*RECORDS SUPPLIED:*
⁂
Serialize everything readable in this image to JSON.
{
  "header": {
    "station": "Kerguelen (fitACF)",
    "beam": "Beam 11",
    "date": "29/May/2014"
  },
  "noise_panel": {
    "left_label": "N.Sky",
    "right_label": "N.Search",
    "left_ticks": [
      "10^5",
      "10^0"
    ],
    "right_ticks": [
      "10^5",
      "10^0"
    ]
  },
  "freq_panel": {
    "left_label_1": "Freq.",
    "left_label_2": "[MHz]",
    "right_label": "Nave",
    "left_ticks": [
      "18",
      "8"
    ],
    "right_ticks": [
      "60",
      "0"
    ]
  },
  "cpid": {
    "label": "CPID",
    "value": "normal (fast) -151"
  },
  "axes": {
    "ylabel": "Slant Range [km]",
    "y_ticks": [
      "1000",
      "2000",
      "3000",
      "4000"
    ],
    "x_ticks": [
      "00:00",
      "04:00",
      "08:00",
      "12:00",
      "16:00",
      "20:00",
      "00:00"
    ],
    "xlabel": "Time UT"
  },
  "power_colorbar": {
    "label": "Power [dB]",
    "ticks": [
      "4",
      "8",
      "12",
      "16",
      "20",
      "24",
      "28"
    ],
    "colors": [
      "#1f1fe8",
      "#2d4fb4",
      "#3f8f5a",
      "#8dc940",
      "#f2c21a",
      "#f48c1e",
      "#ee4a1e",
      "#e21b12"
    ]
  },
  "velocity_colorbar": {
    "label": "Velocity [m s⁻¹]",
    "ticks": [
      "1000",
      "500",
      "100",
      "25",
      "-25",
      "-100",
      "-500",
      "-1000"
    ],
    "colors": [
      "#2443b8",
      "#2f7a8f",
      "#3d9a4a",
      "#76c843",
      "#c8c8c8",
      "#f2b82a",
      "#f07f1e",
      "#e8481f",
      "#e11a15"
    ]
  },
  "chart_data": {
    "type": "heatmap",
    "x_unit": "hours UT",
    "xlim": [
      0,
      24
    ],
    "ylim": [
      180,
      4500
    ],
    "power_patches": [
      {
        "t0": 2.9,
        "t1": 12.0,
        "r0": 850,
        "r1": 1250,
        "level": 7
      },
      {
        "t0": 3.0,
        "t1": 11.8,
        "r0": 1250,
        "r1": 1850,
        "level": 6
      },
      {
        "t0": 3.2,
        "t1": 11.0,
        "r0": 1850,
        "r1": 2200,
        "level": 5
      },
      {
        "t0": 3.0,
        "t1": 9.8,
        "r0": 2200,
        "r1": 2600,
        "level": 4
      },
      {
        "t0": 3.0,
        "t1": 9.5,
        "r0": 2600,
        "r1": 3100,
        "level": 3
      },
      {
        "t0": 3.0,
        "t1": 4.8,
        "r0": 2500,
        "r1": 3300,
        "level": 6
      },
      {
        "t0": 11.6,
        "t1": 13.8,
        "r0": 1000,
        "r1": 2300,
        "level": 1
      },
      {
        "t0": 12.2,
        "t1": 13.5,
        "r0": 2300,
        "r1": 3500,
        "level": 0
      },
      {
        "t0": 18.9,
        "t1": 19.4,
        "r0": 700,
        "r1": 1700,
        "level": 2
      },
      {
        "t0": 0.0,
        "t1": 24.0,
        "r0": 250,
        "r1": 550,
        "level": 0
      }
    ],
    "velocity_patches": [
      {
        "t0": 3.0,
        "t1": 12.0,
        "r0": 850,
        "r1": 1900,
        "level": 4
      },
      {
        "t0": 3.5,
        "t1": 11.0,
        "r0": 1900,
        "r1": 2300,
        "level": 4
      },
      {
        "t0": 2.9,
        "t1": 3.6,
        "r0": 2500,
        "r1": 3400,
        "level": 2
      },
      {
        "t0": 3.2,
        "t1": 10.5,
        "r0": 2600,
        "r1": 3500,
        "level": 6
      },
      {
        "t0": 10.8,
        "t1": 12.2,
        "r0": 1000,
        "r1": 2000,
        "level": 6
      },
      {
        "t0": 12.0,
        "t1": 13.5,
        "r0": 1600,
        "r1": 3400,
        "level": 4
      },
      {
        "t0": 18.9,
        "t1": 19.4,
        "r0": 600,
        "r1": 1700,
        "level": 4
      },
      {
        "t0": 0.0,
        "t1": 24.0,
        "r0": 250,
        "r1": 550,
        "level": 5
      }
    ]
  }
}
⁂
*THE TASK:* The records above should be repeated in full, exactly as given.

*EXERCISE OUTPUT:*
Serialize everything readable in this image to JSON.
{
  "header": {
    "station": "Kerguelen (fitACF)",
    "beam": "Beam 11",
    "date": "29/May/2014"
  },
  "noise_panel": {
    "left_label": "N.Sky",
    "right_label": "N.Search",
    "left_ticks": [
      "10^5",
      "10^0"
    ],
    "right_ticks": [
      "10^5",
      "10^0"
    ]
  },
  "freq_panel": {
    "left_label_1": "Freq.",
    "left_label_2": "[MHz]",
    "right_label": "Nave",
    "left_ticks": [
      "18",
      "8"
    ],
    "right_ticks": [
      "60",
      "0"
    ]
  },
  "cpid": {
    "label": "CPID",
    "value": "normal (fast) -151"
  },
  "axes": {
    "ylabel": "Slant Range [km]",
    "y_ticks": [
      "1000",
      "2000",
      "3000",
      "4000"
    ],
    "x_ticks": [
      "00:00",
      "04:00",
      "08:00",
      "12:00",
      "16:00",
      "20:00",
      "00:00"
    ],
    "xlabel": "Time UT"
  },
  "power_colorbar": {
    "label": "Power [dB]",
    "ticks": [
      "4",
      "8",
      "12",
      "16",
      "20",
      "24",
      "28"
    ],
    "colors": [
      "#1f1fe8",
      "#2d4fb4",
      "#3f8f5a",
      "#8dc940",
      "#f2c21a",
      "#f48c1e",
      "#ee4a1e",
      "#e21b12"
    ]
  },
  "velocity_colorbar": {
    "label": "Velocity [m s⁻¹]",
    "ticks": [
      "1000",
      "500",
      "100",
      "25",
      "-25",
      "-100",
      "-500",
      "-1000"
    ],
    "colors": [
      "#2443b8",
      "#2f7a8f",
      "#3d9a4a",
      "#76c843",
      "#c8c8c8",
      "#f2b82a",
      "#f07f1e",
      "#e8481f",
      "#e11a15"
    ]
  },
  "chart_data": {
    "type": "heatmap",
    "x_unit": "hours UT",
    "xlim": [
      0,
      24
    ],
    "ylim": [
      180,
      4500
    ],
    "power_patches": [
      {
        "t0": 2.9,
        "t1": 12.0,
        "r0": 850,
        "r1": 1250,
        "level": 7
      },
      {
        "t0": 3.0,
        "t1": 11.8,
        "r0": 1250,
        "r1": 1850,
        "level": 6
      },
      {
        "t0": 3.2,
        "t1": 11.0,
        "r0": 1850,
        "r1": 2200,
        "level": 5
      },
      {
        "t0": 3.0,
        "t1": 9.8,
        "r0": 2200,
        "r1": 2600,
        "level": 4
      },
      {
        "t0": 3.0,
        "t1": 9.5,
        "r0": 2600,
        "r1": 3100,
        "level": 3
      },
      {
        "t0": 3.0,
        "t1": 4.8,
        "r0": 2500,
        "r1": 3300,
        "level": 6
      },
      {
        "t0": 11.6,
        "t1": 13.8,
        "r0": 1000,
        "r1": 2300,
        "level": 1
      },
      {
        "t0": 12.2,
        "t1": 13.5,
        "r0": 2300,
        "r1": 3500,
        "level": 0
      },
      {
        "t0": 18.9,
        "t1": 19.4,
        "r0": 700,
        "r1": 1700,
        "level": 2
      },
      {
        "t0": 0.0,
        "t1": 24.0,
        "r0": 250,
        "r1": 550,
        "level": 0
      }
    ],
    "velocity_patches": [
      {
        "t0": 3.0,
        "t1": 12.0,
        "r0": 850,
        "r1": 1900,
        "level": 4
      },
      {
        "t0": 3.5,
        "t1": 11.0,
        "r0": 1900,
        "r1": 2300,
        "level": 4
      },
      {
        "t0": 2.9,
        "t1": 3.6,
        "r0": 2500,
        "r1": 3400,
        "level": 2
      },
      {
        "t0": 3.2,
        "t1": 10.5,
        "r0": 2600,
        "r1": 3500,
        "level": 6
      },
      {
        "t0": 10.8,
        "t1": 12.2,
        "r0": 1000,
        "r1": 2000,
        "level": 6
      },
      {
        "t0": 12.0,
        "t1": 13.5,
        "r0": 1600,
        "r1": 3400,
        "level": 4
      },
      {
        "t0": 18.9,
        "t1": 19.4,
        "r0": 600,
        "r1": 1700,
        "level": 4
      },
      {
        "t0": 0.0,
        "t1": 24.0,
        "r0": 250,
        "r1": 550,
        "level": 5
      }
    ]
  }
}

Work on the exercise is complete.